== DATA FOR THIS TASK
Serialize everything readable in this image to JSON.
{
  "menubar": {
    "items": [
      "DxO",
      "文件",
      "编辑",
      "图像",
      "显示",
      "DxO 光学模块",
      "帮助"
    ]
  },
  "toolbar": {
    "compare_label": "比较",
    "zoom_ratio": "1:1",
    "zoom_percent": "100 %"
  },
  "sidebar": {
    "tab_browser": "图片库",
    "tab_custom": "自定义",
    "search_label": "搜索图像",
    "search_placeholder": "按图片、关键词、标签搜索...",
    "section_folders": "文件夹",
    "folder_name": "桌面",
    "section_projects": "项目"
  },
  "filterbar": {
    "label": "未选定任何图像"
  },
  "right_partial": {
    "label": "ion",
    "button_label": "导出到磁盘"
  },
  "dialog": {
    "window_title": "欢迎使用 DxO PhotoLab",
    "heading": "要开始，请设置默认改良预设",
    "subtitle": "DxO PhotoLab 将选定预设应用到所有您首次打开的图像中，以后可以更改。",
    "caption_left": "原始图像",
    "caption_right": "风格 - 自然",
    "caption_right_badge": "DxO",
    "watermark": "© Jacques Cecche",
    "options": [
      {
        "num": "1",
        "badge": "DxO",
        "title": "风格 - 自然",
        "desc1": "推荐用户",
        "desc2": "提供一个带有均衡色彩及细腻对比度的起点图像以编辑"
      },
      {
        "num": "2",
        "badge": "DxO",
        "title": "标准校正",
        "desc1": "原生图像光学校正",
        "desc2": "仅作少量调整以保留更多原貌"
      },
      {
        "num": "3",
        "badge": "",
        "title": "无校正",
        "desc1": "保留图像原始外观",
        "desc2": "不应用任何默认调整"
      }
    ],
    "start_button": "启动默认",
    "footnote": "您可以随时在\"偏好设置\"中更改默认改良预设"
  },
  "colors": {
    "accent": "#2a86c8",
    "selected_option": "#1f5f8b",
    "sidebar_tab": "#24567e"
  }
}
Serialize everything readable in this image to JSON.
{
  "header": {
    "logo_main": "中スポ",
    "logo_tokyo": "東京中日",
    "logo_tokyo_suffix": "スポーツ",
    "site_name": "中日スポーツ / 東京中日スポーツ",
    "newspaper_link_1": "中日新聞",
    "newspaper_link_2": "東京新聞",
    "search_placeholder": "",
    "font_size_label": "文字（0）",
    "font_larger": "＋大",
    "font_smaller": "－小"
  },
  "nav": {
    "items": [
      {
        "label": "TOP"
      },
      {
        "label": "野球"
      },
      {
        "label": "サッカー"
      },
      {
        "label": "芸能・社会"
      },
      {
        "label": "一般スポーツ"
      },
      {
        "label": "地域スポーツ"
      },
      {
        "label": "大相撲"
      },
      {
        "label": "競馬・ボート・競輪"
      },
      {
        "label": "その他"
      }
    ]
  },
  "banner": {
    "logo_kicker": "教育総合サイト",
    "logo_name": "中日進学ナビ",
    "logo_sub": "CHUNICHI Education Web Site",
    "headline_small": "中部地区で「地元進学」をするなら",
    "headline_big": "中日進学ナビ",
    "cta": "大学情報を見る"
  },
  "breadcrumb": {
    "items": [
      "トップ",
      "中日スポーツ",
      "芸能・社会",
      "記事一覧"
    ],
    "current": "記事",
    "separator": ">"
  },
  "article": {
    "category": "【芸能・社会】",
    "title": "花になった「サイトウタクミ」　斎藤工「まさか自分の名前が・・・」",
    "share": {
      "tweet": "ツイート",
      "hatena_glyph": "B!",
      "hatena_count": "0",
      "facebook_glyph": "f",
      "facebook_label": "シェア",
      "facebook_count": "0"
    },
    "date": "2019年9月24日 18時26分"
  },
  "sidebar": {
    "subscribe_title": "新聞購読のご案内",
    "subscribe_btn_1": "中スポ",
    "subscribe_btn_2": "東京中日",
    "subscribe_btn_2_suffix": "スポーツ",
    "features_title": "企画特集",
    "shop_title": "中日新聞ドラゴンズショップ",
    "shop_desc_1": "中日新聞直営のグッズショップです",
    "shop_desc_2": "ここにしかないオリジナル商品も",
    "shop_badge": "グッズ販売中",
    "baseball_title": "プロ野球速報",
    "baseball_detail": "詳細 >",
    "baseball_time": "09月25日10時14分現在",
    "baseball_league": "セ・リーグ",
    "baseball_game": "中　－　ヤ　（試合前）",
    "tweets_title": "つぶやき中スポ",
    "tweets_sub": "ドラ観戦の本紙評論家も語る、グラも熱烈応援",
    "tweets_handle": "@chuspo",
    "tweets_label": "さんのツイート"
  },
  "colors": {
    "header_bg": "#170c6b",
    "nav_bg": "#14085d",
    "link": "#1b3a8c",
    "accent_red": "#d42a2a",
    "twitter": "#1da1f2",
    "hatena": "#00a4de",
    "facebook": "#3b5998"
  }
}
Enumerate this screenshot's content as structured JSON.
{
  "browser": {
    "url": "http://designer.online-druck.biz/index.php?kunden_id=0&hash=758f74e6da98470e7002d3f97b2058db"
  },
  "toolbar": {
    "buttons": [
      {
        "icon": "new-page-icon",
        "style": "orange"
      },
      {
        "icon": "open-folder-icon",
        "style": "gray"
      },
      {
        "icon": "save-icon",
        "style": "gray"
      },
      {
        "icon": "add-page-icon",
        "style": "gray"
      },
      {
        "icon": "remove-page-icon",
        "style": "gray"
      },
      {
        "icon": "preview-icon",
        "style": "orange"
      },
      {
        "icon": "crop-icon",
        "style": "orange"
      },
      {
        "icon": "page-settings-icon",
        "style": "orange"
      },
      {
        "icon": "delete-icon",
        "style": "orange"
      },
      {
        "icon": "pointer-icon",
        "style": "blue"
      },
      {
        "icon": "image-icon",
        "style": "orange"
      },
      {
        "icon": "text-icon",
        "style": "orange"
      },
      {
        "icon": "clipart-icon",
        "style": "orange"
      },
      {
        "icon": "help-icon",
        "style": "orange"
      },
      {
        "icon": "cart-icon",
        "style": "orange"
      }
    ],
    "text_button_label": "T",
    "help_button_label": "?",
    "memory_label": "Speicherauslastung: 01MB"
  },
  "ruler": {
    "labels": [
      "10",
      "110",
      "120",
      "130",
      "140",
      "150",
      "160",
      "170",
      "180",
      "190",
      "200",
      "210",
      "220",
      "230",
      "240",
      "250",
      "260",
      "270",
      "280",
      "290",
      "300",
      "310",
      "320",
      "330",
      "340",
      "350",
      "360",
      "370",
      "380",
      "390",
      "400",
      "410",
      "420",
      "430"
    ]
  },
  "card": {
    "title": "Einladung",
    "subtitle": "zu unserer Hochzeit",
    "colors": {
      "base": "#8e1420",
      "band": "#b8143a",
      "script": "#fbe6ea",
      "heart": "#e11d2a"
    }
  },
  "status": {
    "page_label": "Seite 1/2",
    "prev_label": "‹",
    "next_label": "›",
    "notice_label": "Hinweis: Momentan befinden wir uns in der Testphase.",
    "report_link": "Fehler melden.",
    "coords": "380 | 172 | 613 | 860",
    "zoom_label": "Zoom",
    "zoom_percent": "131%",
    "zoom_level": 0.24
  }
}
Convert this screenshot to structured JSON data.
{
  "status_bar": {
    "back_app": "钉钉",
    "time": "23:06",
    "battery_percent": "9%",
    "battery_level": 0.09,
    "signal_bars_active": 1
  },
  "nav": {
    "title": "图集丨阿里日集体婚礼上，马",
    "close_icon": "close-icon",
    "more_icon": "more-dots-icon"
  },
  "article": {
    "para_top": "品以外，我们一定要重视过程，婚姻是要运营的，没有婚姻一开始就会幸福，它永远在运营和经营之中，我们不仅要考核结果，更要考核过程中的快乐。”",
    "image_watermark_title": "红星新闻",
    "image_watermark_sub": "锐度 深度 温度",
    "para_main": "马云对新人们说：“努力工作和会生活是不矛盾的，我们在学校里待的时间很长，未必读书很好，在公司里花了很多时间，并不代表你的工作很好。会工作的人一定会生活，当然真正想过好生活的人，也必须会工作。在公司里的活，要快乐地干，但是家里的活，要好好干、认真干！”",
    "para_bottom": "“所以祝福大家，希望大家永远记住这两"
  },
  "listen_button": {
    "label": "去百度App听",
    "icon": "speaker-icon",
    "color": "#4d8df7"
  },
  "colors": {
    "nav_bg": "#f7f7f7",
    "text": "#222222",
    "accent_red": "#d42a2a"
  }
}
====
**GIVEN PROBLEM:** In the listing above, find the line with "Convert this screenshot" and set down that line and all after it exactly, through the final line.

**SOLUTION FOR THIS PROBLEM:**
Convert this screenshot to structured JSON data.
{
  "status_bar": {
    "back_app": "钉钉",
    "time": "23:06",
    "battery_percent": "9%",
    "battery_level": 0.09,
    "signal_bars_active": 1
  },
  "nav": {
    "title": "图集丨阿里日集体婚礼上，马",
    "close_icon": "close-icon",
    "more_icon": "more-dots-icon"
  },
  "article": {
    "para_top": "品以外，我们一定要重视过程，婚姻是要运营的，没有婚姻一开始就会幸福，它永远在运营和经营之中，我们不仅要考核结果，更要考核过程中的快乐。”",
    "image_watermark_title": "红星新闻",
    "image_watermark_sub": "锐度 深度 温度",
    "para_main": "马云对新人们说：“努力工作和会生活是不矛盾的，我们在学校里待的时间很长，未必读书很好，在公司里花了很多时间，并不代表你的工作很好。会工作的人一定会生活，当然真正想过好生活的人，也必须会工作。在公司里的活，要快乐地干，但是家里的活，要好好干、认真干！”",
    "para_bottom": "“所以祝福大家，希望大家永远记住这两"
  },
  "listen_button": {
    "label": "去百度App听",
    "icon": "speaker-icon",
    "color": "#4d8df7"
  },
  "colors": {
    "nav_bg": "#f7f7f7",
    "text": "#222222",
    "accent_red": "#d42a2a"
  }
}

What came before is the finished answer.